#### PROMPT:
Render the listing below as a Markdown table with two columns, Row and Line, numbering each row and leaving out any blank lines.

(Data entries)
++++++

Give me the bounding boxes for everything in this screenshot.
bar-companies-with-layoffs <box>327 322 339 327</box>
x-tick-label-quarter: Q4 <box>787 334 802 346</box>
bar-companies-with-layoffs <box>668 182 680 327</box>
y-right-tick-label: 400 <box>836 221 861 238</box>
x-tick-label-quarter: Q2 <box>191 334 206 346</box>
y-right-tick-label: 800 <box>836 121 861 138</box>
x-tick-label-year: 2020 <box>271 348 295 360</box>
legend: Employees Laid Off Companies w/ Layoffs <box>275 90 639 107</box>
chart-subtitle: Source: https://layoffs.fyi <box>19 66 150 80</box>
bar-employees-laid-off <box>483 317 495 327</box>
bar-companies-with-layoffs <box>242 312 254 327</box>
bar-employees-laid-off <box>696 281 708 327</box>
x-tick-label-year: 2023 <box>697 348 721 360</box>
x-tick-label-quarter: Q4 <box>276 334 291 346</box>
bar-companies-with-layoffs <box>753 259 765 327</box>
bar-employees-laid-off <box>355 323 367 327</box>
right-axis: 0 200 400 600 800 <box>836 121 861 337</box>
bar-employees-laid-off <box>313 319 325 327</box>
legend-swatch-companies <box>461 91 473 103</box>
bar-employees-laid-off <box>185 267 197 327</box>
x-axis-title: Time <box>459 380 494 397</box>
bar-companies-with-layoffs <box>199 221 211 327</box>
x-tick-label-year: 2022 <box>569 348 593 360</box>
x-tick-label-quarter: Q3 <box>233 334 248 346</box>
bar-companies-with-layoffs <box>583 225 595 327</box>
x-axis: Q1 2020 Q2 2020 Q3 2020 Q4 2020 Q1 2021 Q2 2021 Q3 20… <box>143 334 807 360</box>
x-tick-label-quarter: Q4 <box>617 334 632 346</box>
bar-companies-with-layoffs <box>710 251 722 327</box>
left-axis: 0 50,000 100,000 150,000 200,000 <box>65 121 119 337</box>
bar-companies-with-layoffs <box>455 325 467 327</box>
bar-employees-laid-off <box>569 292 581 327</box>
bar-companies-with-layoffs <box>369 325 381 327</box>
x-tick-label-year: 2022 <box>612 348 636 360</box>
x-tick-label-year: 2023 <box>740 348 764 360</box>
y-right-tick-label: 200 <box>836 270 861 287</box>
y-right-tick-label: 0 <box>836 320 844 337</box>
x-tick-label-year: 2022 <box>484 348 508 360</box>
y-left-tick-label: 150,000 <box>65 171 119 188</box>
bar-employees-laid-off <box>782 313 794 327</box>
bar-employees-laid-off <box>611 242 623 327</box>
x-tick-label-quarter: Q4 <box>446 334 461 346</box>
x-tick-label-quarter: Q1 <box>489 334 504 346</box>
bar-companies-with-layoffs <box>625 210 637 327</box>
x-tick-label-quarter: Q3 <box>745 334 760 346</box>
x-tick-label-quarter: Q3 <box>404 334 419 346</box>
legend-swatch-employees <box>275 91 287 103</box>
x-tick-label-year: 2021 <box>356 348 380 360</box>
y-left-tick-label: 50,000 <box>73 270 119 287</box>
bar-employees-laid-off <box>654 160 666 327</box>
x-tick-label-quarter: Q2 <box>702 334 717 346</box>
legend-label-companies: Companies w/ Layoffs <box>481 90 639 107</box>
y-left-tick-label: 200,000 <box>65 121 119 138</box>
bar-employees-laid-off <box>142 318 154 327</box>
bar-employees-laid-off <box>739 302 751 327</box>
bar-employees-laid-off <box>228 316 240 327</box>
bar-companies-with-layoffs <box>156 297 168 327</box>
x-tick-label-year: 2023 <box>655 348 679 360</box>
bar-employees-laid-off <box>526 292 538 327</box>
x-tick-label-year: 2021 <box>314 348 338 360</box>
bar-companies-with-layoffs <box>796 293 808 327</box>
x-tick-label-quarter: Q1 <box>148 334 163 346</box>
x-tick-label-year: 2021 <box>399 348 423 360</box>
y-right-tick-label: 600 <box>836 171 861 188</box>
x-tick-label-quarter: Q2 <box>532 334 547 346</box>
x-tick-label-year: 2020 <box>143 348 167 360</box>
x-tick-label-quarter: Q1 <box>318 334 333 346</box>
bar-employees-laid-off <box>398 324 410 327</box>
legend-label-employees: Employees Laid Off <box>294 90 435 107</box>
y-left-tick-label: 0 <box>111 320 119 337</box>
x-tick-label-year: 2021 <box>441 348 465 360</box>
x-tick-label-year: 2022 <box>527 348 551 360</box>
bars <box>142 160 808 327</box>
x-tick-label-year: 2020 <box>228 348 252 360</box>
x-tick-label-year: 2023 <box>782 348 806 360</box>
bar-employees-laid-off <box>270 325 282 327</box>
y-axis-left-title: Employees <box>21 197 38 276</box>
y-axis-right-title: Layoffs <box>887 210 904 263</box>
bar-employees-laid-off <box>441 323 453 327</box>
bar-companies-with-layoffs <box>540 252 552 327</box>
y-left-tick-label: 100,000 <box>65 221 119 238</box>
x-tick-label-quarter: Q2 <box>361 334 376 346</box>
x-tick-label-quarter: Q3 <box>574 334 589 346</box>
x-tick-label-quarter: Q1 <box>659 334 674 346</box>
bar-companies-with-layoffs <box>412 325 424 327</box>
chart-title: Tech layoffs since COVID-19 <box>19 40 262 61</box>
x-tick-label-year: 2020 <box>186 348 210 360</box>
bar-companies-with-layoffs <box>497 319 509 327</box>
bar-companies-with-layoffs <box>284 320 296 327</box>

++++++

#### SOLVED EXERCISE:
| Row | Line |
|---|---|
| 1 | Give me the bounding boxes for everything in this screenshot. |
| 2 | bar-companies-with-layoffs <box>327 322 339 327</box> |
| 3 | x-tick-label-quarter: Q4 <box>787 334 802 346</box> |
| 4 | bar-companies-with-layoffs <box>668 182 680 327</box> |
| 5 | y-right-tick-label: 400 <box>836 221 861 238</box> |
| 6 | x-tick-label-quarter: Q2 <box>191 334 206 346</box> |
| 7 | y-right-tick-label: 800 <box>836 121 861 138</box> |
| 8 | x-tick-label-year: 2020 <box>271 348 295 360</box> |
| 9 | legend: Employees Laid Off Companies w/ Layoffs <box>275 90 639 107</box> |
| 10 | chart-subtitle: Source: https://layoffs.fyi <box>19 66 150 80</box> |
| 11 | bar-employees-laid-off <box>483 317 495 327</box> |
| 12 | bar-companies-with-layoffs <box>242 312 254 327</box> |
| 13 | bar-employees-laid-off <box>696 281 708 327</box> |
| 14 | x-tick-label-year: 2023 <box>697 348 721 360</box> |
| 15 | x-tick-label-quarter: Q4 <box>276 334 291 346</box> |
| 16 | bar-companies-with-layoffs <box>753 259 765 327</box> |
| 17 | bar-employees-laid-off <box>355 323 367 327</box> |
| 18 | right-axis: 0 200 400 600 800 <box>836 121 861 337</box> |
| 19 | bar-employees-laid-off <box>313 319 325 327</box> |
| 20 | legend-swatch-companies <box>461 91 473 103</box> |
| 21 | bar-employees-laid-off <box>185 267 197 327</box> |
| 22 | x-axis-title: Time <box>459 380 494 397</box> |
| 23 | bar-companies-with-layoffs <box>199 221 211 327</box> |
| 24 | x-tick-label-year: 2022 <box>569 348 593 360</box> |
| 25 | x-tick-label-quarter: Q3 <box>233 334 248 346</box> |
| 26 | bar-companies-with-layoffs <box>583 225 595 327</box> |
| 27 | x-axis: Q1 2020 Q2 2020 Q3 2020 Q4 2020 Q1 2021 Q2 2021 Q3 20… <box>143 334 807 360</box> |
| 28 | x-tick-label-quarter: Q4 <box>617 334 632 346</box> |
| 29 | bar-companies-with-layoffs <box>710 251 722 327</box> |
| 30 | left-axis: 0 50,000 100,000 150,000 200,000 <box>65 121 119 337</box> |
| 31 | bar-companies-with-layoffs <box>455 325 467 327</box> |
| 32 | bar-employees-laid-off <box>569 292 581 327</box> |
| 33 | bar-companies-with-layoffs <box>369 325 381 327</box> |
| 34 | x-tick-label-year: 2022 <box>612 348 636 360</box> |
| 35 | x-tick-label-year: 2023 <box>740 348 764 360</box> |
| 36 | y-right-tick-label: 200 <box>836 270 861 287</box> |
| 37 | y-right-tick-label: 0 <box>836 320 844 337</box> |
| 38 | x-tick-label-year: 2022 <box>484 348 508 360</box> |
| 39 | y-left-tick-label: 150,000 <box>65 171 119 188</box> |
| 40 | bar-employees-laid-off <box>782 313 794 327</box> |
| 41 | bar-employees-laid-off <box>611 242 623 327</box> |
| 42 | x-tick-label-quarter: Q4 <box>446 334 461 346</box> |
| 43 | x-tick-label-quarter: Q1 <box>489 334 504 346</box> |
| 44 | bar-companies-with-layoffs <box>625 210 637 327</box> |
| 45 | x-tick-label-quarter: Q3 <box>745 334 760 346</box> |
| 46 | x-tick-label-quarter: Q3 <box>404 334 419 346</box> |
| 47 | legend-swatch-employees <box>275 91 287 103</box> |
| 48 | x-tick-label-year: 2021 <box>356 348 380 360</box> |
| 49 | y-left-tick-label: 50,000 <box>73 270 119 287</box> |
| 50 | bar-employees-laid-off <box>654 160 666 327</box> |
| 51 | x-tick-label-quarter: Q2 <box>702 334 717 346</box> |
| 52 | legend-label-companies: Companies w/ Layoffs <box>481 90 639 107</box> |
| 53 | y-left-tick-label: 200,000 <box>65 121 119 138</box> |
| 54 | bar-employees-laid-off <box>142 318 154 327</box> |
| 55 | bar-employees-laid-off <box>739 302 751 327</box> |
| 56 | bar-employees-laid-off <box>228 316 240 327</box> |
| 57 | bar-companies-with-layoffs <box>156 297 168 327</box> |
| 58 | x-tick-label-year: 2023 <box>655 348 679 360</box> |
| 59 | bar-employees-laid-off <box>526 292 538 327</box> |
| 60 | x-tick-label-year: 2021 <box>314 348 338 360</box> |
| 61 | bar-companies-with-layoffs <box>796 293 808 327</box> |
| 62 | x-tick-label-quarter: Q1 <box>148 334 163 346</box> |
| 63 | x-tick-label-year: 2021 <box>399 348 423 360</box> |
| 64 | y-right-tick-label: 600 <box>836 171 861 188</box> |
| 65 | x-tick-label-quarter: Q2 <box>532 334 547 346</box> |
| 66 | x-tick-label-year: 2020 <box>143 348 167 360</box> |
| 67 | x-tick-label-quarter: Q1 <box>318 334 333 346</box> |
| 68 | bar-employees-laid-off <box>398 324 410 327</box> |
| 69 | legend-label-employees: Employees Laid Off <box>294 90 435 107</box> |
| 70 | y-left-tick-label: 0 <box>111 320 119 337</box> |
| 71 | x-tick-label-year: 2021 <box>441 348 465 360</box> |
| 72 | x-tick-label-year: 2022 <box>527 348 551 360</box> |
| 73 | bars <box>142 160 808 327</box> |
| 74 | x-tick-label-year: 2020 <box>228 348 252 360</box> |
| 75 | x-tick-label-year: 2023 <box>782 348 806 360</box> |
| 76 | bar-employees-laid-off <box>270 325 282 327</box> |
| 77 | y-axis-left-title: Employees <box>21 197 38 276</box> |
| 78 | y-axis-right-title: Layoffs <box>887 210 904 263</box> |
| 79 | bar-employees-laid-off <box>441 323 453 327</box> |
| 80 | bar-companies-with-layoffs <box>540 252 552 327</box> |
| 81 | y-left-tick-label: 100,000 <box>65 221 119 238</box> |
| 82 | x-tick-label-quarter: Q2 <box>361 334 376 346</box> |
| 83 | x-tick-label-quarter: Q3 <box>574 334 589 346</box> |
| 84 | x-tick-label-quarter: Q1 <box>659 334 674 346</box> |
| 85 | bar-companies-with-layoffs <box>412 325 424 327</box> |
| 86 | chart-title: Tech layoffs since COVID-19 <box>19 40 262 61</box> |
| 87 | x-tick-label-year: 2020 <box>186 348 210 360</box> |
| 88 | bar-companies-with-layoffs <box>497 319 509 327</box> |
| 89 | bar-companies-with-layoffs <box>284 320 296 327</box> |